----- Material provided

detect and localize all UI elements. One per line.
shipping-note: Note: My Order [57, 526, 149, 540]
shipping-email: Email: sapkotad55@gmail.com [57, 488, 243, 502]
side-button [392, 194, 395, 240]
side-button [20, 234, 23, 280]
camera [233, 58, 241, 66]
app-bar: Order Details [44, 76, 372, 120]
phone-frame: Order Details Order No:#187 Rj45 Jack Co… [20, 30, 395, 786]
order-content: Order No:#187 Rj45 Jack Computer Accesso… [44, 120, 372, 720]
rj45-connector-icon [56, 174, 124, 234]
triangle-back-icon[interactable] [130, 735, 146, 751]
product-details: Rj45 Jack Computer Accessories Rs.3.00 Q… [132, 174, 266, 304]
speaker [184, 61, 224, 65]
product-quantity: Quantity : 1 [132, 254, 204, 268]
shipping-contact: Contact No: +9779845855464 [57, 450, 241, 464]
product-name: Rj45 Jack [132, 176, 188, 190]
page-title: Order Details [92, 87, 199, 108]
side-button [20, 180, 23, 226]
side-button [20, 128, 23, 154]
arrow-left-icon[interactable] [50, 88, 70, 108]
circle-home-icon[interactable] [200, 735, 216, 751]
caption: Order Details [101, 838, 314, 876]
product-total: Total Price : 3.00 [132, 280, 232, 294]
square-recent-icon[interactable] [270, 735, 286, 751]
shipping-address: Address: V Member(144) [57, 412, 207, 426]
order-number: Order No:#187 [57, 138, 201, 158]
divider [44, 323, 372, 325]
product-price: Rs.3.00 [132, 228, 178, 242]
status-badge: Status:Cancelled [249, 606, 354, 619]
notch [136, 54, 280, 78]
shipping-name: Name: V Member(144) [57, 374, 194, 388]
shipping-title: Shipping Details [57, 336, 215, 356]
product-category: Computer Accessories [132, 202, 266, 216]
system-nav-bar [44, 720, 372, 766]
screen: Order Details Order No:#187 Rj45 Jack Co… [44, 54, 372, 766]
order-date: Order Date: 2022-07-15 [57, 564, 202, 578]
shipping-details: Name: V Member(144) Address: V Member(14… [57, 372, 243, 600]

----------

What you need to do>
Retype the data above exactly, starting at the very first line and ending at the line that contains "shipping-contact: Contact No: +9779845855464".

Solved problem>
detect and localize all UI elements. One per line.
shipping-note: Note: My Order [57, 526, 149, 540]
shipping-email: Email: sapkotad55@gmail.com [57, 488, 243, 502]
side-button [392, 194, 395, 240]
side-button [20, 234, 23, 280]
camera [233, 58, 241, 66]
app-bar: Order Details [44, 76, 372, 120]
phone-frame: Order Details Order No:#187 Rj45 Jack Co… [20, 30, 395, 786]
order-content: Order No:#187 Rj45 Jack Computer Accesso… [44, 120, 372, 720]
rj45-connector-icon [56, 174, 124, 234]
triangle-back-icon[interactable] [130, 735, 146, 751]
product-details: Rj45 Jack Computer Accessories Rs.3.00 Q… [132, 174, 266, 304]
speaker [184, 61, 224, 65]
product-quantity: Quantity : 1 [132, 254, 204, 268]
shipping-contact: Contact No: +9779845855464 [57, 450, 241, 464]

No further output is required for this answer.